Determine which lines of the records include the word "region", and copy them.

%%

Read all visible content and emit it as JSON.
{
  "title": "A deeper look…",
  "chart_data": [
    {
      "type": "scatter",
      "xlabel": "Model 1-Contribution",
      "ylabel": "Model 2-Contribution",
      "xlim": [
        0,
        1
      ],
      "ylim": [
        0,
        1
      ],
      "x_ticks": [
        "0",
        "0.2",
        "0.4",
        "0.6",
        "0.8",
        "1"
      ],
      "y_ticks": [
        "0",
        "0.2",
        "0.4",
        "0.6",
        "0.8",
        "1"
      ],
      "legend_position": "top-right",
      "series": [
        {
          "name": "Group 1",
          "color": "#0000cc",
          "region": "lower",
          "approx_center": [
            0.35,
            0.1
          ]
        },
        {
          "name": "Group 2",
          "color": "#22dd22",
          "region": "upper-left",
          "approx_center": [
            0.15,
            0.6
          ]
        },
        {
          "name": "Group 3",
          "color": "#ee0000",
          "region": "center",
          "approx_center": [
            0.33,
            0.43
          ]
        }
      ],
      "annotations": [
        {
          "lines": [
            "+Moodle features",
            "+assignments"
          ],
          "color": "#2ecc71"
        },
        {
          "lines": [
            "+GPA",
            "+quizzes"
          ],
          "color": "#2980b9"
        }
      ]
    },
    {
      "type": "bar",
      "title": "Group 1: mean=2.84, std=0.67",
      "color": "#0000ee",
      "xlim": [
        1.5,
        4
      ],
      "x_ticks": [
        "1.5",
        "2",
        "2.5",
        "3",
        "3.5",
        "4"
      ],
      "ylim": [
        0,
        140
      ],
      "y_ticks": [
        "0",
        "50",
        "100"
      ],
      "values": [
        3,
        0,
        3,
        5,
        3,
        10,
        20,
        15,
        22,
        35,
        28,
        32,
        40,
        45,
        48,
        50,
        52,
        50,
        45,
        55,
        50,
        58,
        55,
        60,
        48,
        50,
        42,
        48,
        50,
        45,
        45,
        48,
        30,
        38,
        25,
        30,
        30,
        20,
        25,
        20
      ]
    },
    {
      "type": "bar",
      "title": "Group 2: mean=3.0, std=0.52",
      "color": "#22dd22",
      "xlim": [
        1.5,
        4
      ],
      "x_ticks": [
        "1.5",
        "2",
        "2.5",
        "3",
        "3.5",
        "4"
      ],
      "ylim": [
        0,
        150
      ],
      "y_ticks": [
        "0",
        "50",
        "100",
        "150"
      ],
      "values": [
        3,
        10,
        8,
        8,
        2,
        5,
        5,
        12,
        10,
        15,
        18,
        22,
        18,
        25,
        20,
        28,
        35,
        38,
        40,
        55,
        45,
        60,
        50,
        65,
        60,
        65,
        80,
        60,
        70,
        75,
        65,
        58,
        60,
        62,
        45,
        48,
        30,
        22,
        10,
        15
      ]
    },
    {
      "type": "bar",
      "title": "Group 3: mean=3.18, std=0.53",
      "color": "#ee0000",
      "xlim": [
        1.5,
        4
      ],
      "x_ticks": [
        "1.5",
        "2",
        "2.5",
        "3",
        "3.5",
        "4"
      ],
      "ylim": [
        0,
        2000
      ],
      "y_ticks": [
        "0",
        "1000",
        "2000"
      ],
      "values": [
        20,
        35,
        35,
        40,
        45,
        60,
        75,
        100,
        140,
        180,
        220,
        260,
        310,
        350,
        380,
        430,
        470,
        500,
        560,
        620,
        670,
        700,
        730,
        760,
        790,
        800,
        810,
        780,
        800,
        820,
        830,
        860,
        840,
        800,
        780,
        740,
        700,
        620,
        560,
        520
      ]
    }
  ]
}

%%

→ **TASK SOLUTION**:
          "region": "lower",
          "region": "upper-left",
          "region": "center",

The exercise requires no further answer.